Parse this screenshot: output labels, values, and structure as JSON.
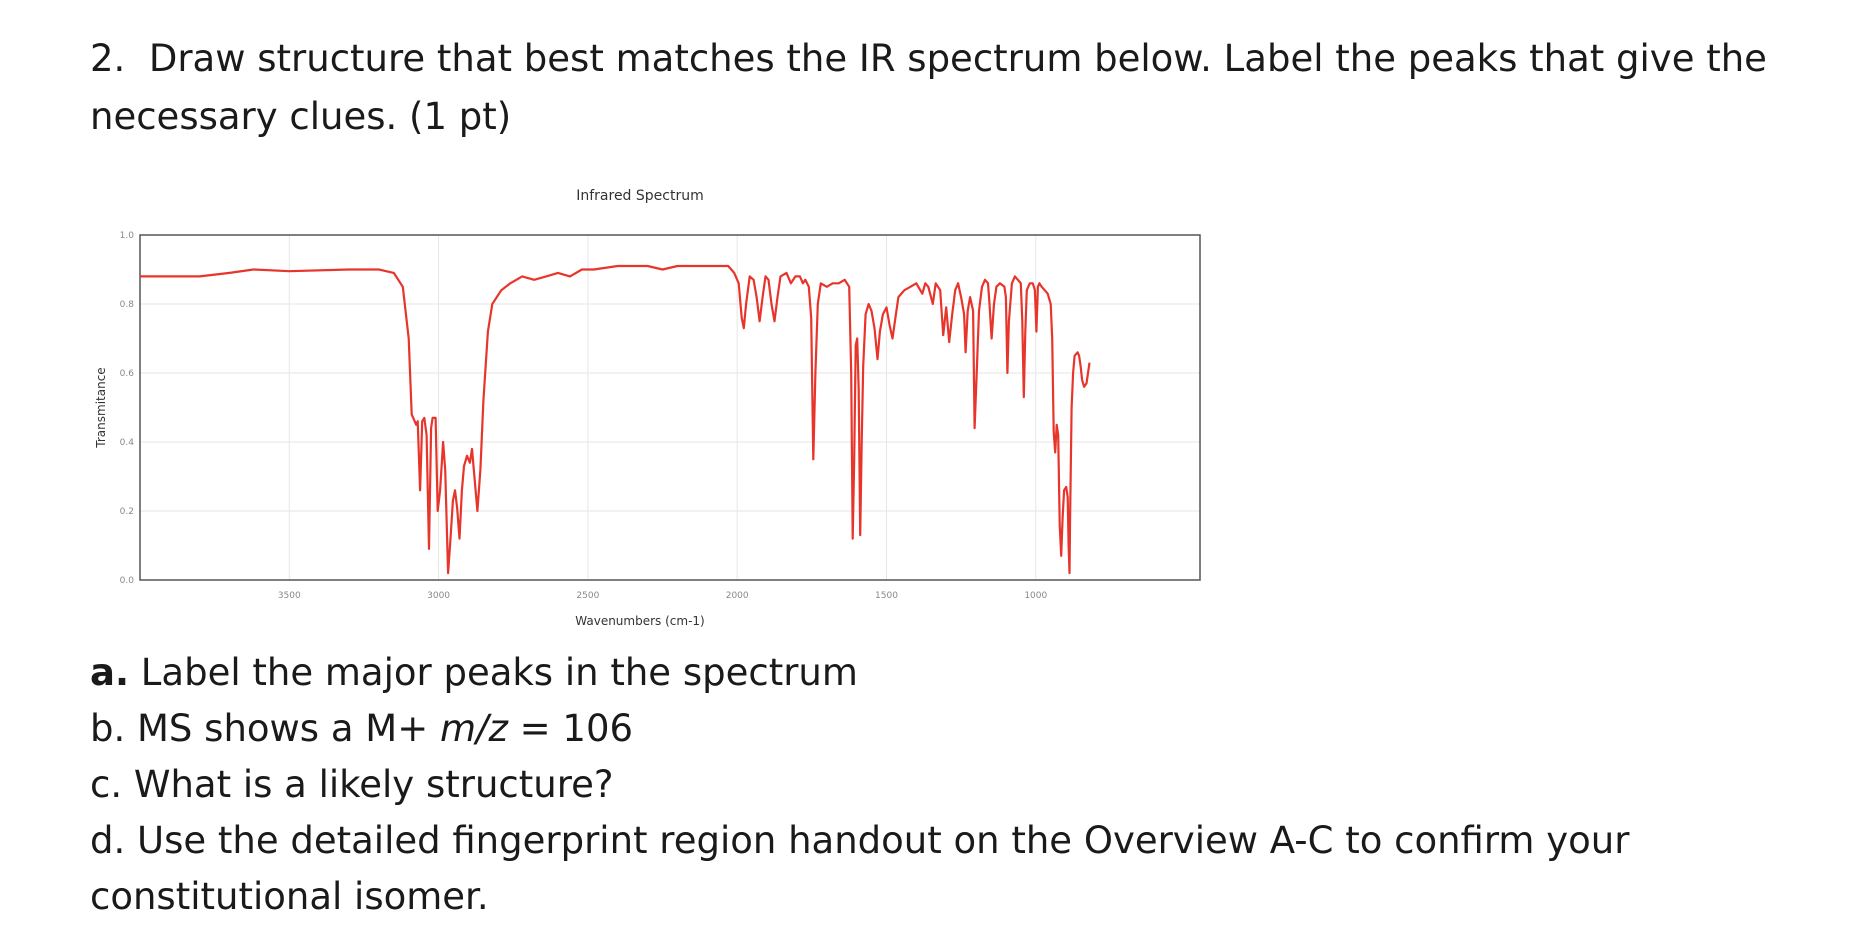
{
  "question": {
    "number": "2.",
    "text": "Draw structure that best matches the IR spectrum below. Label the peaks that give the necessary clues. (1 pt)"
  },
  "parts": {
    "a_letter": "a.",
    "a_text": " Label the major peaks in the spectrum",
    "b_text": "b. MS shows a M+ ",
    "b_italic": "m/z",
    "b_value": " = 106",
    "c_text": "c. What is a likely structure?",
    "d_text": "d. Use the detailed fingerprint region handout on the Overview A-C to confirm your constitutional isomer."
  },
  "chart_data": {
    "type": "line",
    "title": "Infrared Spectrum",
    "xlabel": "Wavenumbers (cm-1)",
    "ylabel": "Transmitance",
    "xlim": [
      4000,
      450
    ],
    "ylim": [
      0,
      1.0
    ],
    "x_ticks": [
      3500,
      3000,
      2500,
      2000,
      1500,
      1000
    ],
    "y_ticks": [
      "0.0",
      "0.2",
      "0.4",
      "0.6",
      "0.8",
      "1.0"
    ],
    "grid": true,
    "legend": "none",
    "series": [
      {
        "color": "#e8352b",
        "points": [
          [
            4000,
            0.88
          ],
          [
            3800,
            0.88
          ],
          [
            3700,
            0.89
          ],
          [
            3620,
            0.9
          ],
          [
            3500,
            0.895
          ],
          [
            3300,
            0.9
          ],
          [
            3200,
            0.9
          ],
          [
            3150,
            0.89
          ],
          [
            3120,
            0.85
          ],
          [
            3100,
            0.7
          ],
          [
            3090,
            0.48
          ],
          [
            3080,
            0.46
          ],
          [
            3075,
            0.45
          ],
          [
            3070,
            0.46
          ],
          [
            3062,
            0.26
          ],
          [
            3055,
            0.46
          ],
          [
            3048,
            0.47
          ],
          [
            3040,
            0.42
          ],
          [
            3032,
            0.09
          ],
          [
            3025,
            0.44
          ],
          [
            3020,
            0.47
          ],
          [
            3015,
            0.47
          ],
          [
            3010,
            0.47
          ],
          [
            3003,
            0.2
          ],
          [
            2995,
            0.26
          ],
          [
            2985,
            0.4
          ],
          [
            2978,
            0.32
          ],
          [
            2968,
            0.02
          ],
          [
            2960,
            0.12
          ],
          [
            2952,
            0.23
          ],
          [
            2945,
            0.26
          ],
          [
            2938,
            0.21
          ],
          [
            2930,
            0.12
          ],
          [
            2922,
            0.26
          ],
          [
            2915,
            0.33
          ],
          [
            2905,
            0.36
          ],
          [
            2895,
            0.34
          ],
          [
            2888,
            0.38
          ],
          [
            2880,
            0.3
          ],
          [
            2870,
            0.2
          ],
          [
            2860,
            0.32
          ],
          [
            2850,
            0.52
          ],
          [
            2835,
            0.72
          ],
          [
            2820,
            0.8
          ],
          [
            2790,
            0.84
          ],
          [
            2760,
            0.86
          ],
          [
            2720,
            0.88
          ],
          [
            2680,
            0.87
          ],
          [
            2640,
            0.88
          ],
          [
            2600,
            0.89
          ],
          [
            2560,
            0.88
          ],
          [
            2520,
            0.9
          ],
          [
            2480,
            0.9
          ],
          [
            2400,
            0.91
          ],
          [
            2300,
            0.91
          ],
          [
            2250,
            0.9
          ],
          [
            2200,
            0.91
          ],
          [
            2100,
            0.91
          ],
          [
            2030,
            0.91
          ],
          [
            2010,
            0.89
          ],
          [
            1995,
            0.86
          ],
          [
            1985,
            0.76
          ],
          [
            1978,
            0.73
          ],
          [
            1970,
            0.8
          ],
          [
            1958,
            0.88
          ],
          [
            1945,
            0.87
          ],
          [
            1935,
            0.82
          ],
          [
            1925,
            0.75
          ],
          [
            1915,
            0.82
          ],
          [
            1905,
            0.88
          ],
          [
            1895,
            0.87
          ],
          [
            1885,
            0.8
          ],
          [
            1875,
            0.75
          ],
          [
            1865,
            0.82
          ],
          [
            1855,
            0.88
          ],
          [
            1835,
            0.89
          ],
          [
            1820,
            0.86
          ],
          [
            1805,
            0.88
          ],
          [
            1790,
            0.88
          ],
          [
            1780,
            0.86
          ],
          [
            1772,
            0.87
          ],
          [
            1760,
            0.85
          ],
          [
            1752,
            0.76
          ],
          [
            1745,
            0.35
          ],
          [
            1738,
            0.6
          ],
          [
            1730,
            0.8
          ],
          [
            1720,
            0.86
          ],
          [
            1700,
            0.85
          ],
          [
            1680,
            0.86
          ],
          [
            1660,
            0.86
          ],
          [
            1640,
            0.87
          ],
          [
            1625,
            0.85
          ],
          [
            1618,
            0.6
          ],
          [
            1613,
            0.12
          ],
          [
            1608,
            0.35
          ],
          [
            1603,
            0.68
          ],
          [
            1598,
            0.7
          ],
          [
            1593,
            0.55
          ],
          [
            1588,
            0.13
          ],
          [
            1583,
            0.4
          ],
          [
            1578,
            0.62
          ],
          [
            1570,
            0.77
          ],
          [
            1560,
            0.8
          ],
          [
            1550,
            0.78
          ],
          [
            1540,
            0.73
          ],
          [
            1530,
            0.64
          ],
          [
            1522,
            0.72
          ],
          [
            1512,
            0.77
          ],
          [
            1500,
            0.79
          ],
          [
            1490,
            0.74
          ],
          [
            1480,
            0.7
          ],
          [
            1470,
            0.76
          ],
          [
            1460,
            0.82
          ],
          [
            1440,
            0.84
          ],
          [
            1420,
            0.85
          ],
          [
            1400,
            0.86
          ],
          [
            1380,
            0.83
          ],
          [
            1370,
            0.86
          ],
          [
            1360,
            0.85
          ],
          [
            1345,
            0.8
          ],
          [
            1335,
            0.86
          ],
          [
            1320,
            0.84
          ],
          [
            1310,
            0.71
          ],
          [
            1300,
            0.79
          ],
          [
            1290,
            0.69
          ],
          [
            1280,
            0.77
          ],
          [
            1270,
            0.84
          ],
          [
            1260,
            0.86
          ],
          [
            1250,
            0.82
          ],
          [
            1240,
            0.77
          ],
          [
            1235,
            0.66
          ],
          [
            1228,
            0.78
          ],
          [
            1220,
            0.82
          ],
          [
            1210,
            0.78
          ],
          [
            1205,
            0.44
          ],
          [
            1198,
            0.6
          ],
          [
            1190,
            0.78
          ],
          [
            1180,
            0.85
          ],
          [
            1170,
            0.87
          ],
          [
            1160,
            0.86
          ],
          [
            1155,
            0.8
          ],
          [
            1148,
            0.7
          ],
          [
            1140,
            0.8
          ],
          [
            1132,
            0.85
          ],
          [
            1120,
            0.86
          ],
          [
            1105,
            0.85
          ],
          [
            1100,
            0.82
          ],
          [
            1095,
            0.6
          ],
          [
            1090,
            0.75
          ],
          [
            1080,
            0.86
          ],
          [
            1070,
            0.88
          ],
          [
            1060,
            0.87
          ],
          [
            1050,
            0.86
          ],
          [
            1045,
            0.75
          ],
          [
            1040,
            0.53
          ],
          [
            1035,
            0.72
          ],
          [
            1030,
            0.84
          ],
          [
            1020,
            0.86
          ],
          [
            1010,
            0.86
          ],
          [
            1003,
            0.84
          ],
          [
            998,
            0.72
          ],
          [
            993,
            0.85
          ],
          [
            988,
            0.86
          ],
          [
            980,
            0.85
          ],
          [
            970,
            0.84
          ],
          [
            960,
            0.83
          ],
          [
            950,
            0.8
          ],
          [
            945,
            0.7
          ],
          [
            940,
            0.43
          ],
          [
            935,
            0.37
          ],
          [
            930,
            0.45
          ],
          [
            925,
            0.42
          ],
          [
            920,
            0.16
          ],
          [
            915,
            0.07
          ],
          [
            910,
            0.18
          ],
          [
            905,
            0.26
          ],
          [
            898,
            0.27
          ],
          [
            893,
            0.24
          ],
          [
            890,
            0.1
          ],
          [
            887,
            0.02
          ],
          [
            885,
            0.18
          ],
          [
            880,
            0.5
          ],
          [
            875,
            0.6
          ],
          [
            870,
            0.65
          ],
          [
            860,
            0.66
          ],
          [
            855,
            0.65
          ],
          [
            850,
            0.62
          ],
          [
            845,
            0.58
          ],
          [
            838,
            0.56
          ],
          [
            830,
            0.57
          ],
          [
            825,
            0.6
          ],
          [
            820,
            0.63
          ]
        ]
      }
    ]
  }
}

--

What the exercise asks:
Show every line in the entries where the string "structure" occurs.

Exercise response:
Parse this screenshot: output labels, values, and structure as JSON.
    "text": "Draw structure that best matches the IR spectrum below. Label the peaks that give the necessary clues. (1 pt)"
    "c_text": "c. What is a likely structure?",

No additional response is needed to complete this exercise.